▶ Aim
Copy the lines exactly as they appear, from the one containing "y-tick-label: 13,5 (62, 10, 89, 26)" through the one containing "x-tick-label: 260 (399, 303, 423, 319)", ends included.
....
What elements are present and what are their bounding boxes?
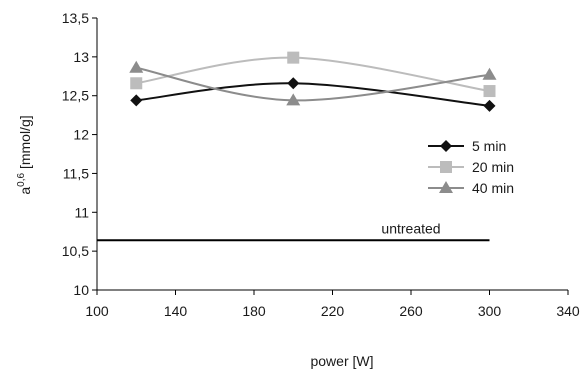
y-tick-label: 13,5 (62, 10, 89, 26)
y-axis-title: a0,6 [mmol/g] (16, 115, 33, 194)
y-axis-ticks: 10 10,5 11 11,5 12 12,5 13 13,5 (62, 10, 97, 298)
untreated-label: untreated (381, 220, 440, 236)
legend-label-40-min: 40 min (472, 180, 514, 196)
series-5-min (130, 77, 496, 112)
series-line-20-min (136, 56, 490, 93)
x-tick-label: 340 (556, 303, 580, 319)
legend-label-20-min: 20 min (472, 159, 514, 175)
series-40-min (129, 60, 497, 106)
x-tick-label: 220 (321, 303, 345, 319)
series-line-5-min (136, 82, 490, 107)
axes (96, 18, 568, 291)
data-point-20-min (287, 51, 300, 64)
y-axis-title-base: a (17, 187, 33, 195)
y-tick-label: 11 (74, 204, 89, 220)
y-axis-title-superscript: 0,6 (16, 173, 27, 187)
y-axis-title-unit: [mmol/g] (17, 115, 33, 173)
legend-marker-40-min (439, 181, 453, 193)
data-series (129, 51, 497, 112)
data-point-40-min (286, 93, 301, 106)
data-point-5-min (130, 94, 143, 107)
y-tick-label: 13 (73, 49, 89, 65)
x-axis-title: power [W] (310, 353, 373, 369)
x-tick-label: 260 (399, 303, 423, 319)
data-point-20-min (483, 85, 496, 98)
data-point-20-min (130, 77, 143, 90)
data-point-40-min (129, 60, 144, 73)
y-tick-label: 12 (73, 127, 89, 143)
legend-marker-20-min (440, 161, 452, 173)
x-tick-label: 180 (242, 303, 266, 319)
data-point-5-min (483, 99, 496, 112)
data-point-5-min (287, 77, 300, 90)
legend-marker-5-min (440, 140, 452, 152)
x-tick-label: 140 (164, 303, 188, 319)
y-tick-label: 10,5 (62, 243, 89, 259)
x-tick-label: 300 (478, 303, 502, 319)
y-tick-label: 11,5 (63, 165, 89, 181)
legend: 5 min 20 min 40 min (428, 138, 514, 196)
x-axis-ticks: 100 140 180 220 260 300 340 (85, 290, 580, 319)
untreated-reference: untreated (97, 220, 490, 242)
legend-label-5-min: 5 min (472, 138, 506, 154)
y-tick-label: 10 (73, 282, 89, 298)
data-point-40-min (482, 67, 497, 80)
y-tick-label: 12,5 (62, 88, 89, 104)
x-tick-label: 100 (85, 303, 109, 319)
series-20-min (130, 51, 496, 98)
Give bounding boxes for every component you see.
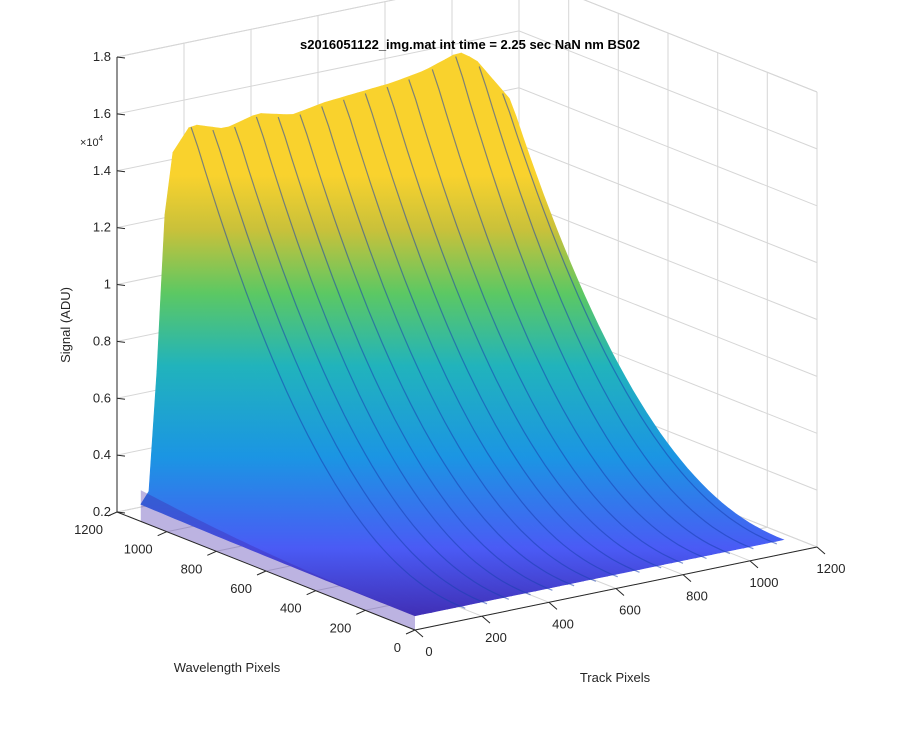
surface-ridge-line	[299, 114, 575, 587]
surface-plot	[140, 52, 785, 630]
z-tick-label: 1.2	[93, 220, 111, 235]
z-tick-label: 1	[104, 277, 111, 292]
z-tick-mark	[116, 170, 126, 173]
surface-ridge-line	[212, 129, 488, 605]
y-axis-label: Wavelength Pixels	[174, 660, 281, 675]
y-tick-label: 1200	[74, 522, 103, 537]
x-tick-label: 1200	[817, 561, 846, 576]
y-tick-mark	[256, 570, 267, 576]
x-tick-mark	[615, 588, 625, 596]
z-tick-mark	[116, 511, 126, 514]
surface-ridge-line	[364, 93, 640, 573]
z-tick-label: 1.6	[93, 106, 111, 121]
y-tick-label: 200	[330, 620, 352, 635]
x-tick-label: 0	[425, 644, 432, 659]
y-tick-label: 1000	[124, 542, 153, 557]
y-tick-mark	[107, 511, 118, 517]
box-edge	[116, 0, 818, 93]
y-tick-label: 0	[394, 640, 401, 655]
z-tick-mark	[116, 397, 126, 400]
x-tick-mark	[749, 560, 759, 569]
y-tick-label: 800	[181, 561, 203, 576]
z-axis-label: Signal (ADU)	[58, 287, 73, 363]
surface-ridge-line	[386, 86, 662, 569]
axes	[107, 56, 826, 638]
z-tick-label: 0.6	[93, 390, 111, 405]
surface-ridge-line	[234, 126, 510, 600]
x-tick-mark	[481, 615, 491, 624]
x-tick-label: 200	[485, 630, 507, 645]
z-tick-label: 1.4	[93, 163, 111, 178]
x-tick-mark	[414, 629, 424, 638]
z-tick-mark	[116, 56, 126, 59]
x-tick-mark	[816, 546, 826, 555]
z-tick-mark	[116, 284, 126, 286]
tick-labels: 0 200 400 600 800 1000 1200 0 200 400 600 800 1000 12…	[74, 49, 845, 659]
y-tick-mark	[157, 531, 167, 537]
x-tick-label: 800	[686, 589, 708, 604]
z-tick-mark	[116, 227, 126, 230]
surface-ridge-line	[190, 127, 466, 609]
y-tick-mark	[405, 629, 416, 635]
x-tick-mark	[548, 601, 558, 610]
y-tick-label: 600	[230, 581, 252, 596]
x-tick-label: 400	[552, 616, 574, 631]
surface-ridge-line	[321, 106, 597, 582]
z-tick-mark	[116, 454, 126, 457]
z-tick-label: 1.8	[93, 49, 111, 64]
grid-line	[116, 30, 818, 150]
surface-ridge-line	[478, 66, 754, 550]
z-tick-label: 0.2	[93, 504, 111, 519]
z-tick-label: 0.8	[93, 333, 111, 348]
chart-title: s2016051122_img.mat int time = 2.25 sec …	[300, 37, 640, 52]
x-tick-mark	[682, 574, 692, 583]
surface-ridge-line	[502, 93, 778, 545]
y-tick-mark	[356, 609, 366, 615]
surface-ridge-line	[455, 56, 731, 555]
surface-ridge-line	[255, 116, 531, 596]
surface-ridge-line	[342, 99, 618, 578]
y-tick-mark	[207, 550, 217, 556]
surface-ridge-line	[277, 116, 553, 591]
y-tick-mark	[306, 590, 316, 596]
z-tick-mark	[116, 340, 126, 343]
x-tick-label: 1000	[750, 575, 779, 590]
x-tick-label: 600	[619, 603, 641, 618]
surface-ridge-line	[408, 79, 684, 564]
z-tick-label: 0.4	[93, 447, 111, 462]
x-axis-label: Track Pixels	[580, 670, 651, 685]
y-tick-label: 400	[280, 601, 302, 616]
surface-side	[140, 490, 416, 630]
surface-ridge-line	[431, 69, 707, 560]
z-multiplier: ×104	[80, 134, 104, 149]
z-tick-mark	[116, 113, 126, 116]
....
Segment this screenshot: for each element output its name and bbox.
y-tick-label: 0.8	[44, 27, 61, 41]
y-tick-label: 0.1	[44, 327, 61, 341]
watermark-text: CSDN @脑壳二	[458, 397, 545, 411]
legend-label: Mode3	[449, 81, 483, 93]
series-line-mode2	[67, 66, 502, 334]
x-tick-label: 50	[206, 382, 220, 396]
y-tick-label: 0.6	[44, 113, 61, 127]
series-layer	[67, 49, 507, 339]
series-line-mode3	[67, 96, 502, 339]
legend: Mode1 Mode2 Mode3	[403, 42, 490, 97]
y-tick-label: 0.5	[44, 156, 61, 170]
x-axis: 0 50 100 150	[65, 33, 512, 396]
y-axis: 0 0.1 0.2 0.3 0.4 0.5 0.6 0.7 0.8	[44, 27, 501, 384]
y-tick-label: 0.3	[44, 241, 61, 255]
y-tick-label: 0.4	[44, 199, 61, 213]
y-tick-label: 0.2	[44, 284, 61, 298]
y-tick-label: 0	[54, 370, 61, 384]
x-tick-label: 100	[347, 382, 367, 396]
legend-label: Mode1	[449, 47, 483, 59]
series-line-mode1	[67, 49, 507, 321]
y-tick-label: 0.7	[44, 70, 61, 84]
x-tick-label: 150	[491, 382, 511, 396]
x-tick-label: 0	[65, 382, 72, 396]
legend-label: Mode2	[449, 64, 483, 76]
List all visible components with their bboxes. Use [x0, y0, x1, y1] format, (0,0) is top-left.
....
▶ Exercise result
y-tick-label: 13,5 (62, 10, 89, 26)
y-axis-title: a0,6 [mmol/g] (16, 115, 33, 194)
y-axis-ticks: 10 10,5 11 11,5 12 12,5 13 13,5 (62, 10, 97, 298)
untreated-label: untreated (381, 220, 440, 236)
legend-label-40-min: 40 min (472, 180, 514, 196)
series-5-min (130, 77, 496, 112)
series-line-20-min (136, 56, 490, 93)
x-tick-label: 340 (556, 303, 580, 319)
legend-label-20-min: 20 min (472, 159, 514, 175)
series-40-min (129, 60, 497, 106)
x-tick-label: 220 (321, 303, 345, 319)
series-line-5-min (136, 82, 490, 107)
axes (96, 18, 568, 291)
data-point-20-min (287, 51, 300, 64)
y-axis-title-base: a (17, 187, 33, 195)
y-tick-label: 11 (74, 204, 89, 220)
y-axis-title-superscript: 0,6 (16, 173, 27, 187)
y-axis-title-unit: [mmol/g] (17, 115, 33, 173)
legend-marker-40-min (439, 181, 453, 193)
data-series (129, 51, 497, 112)
data-point-40-min (286, 93, 301, 106)
data-point-5-min (130, 94, 143, 107)
y-tick-label: 13 (73, 49, 89, 65)
x-axis-title: power [W] (310, 353, 373, 369)
x-tick-label: 260 (399, 303, 423, 319)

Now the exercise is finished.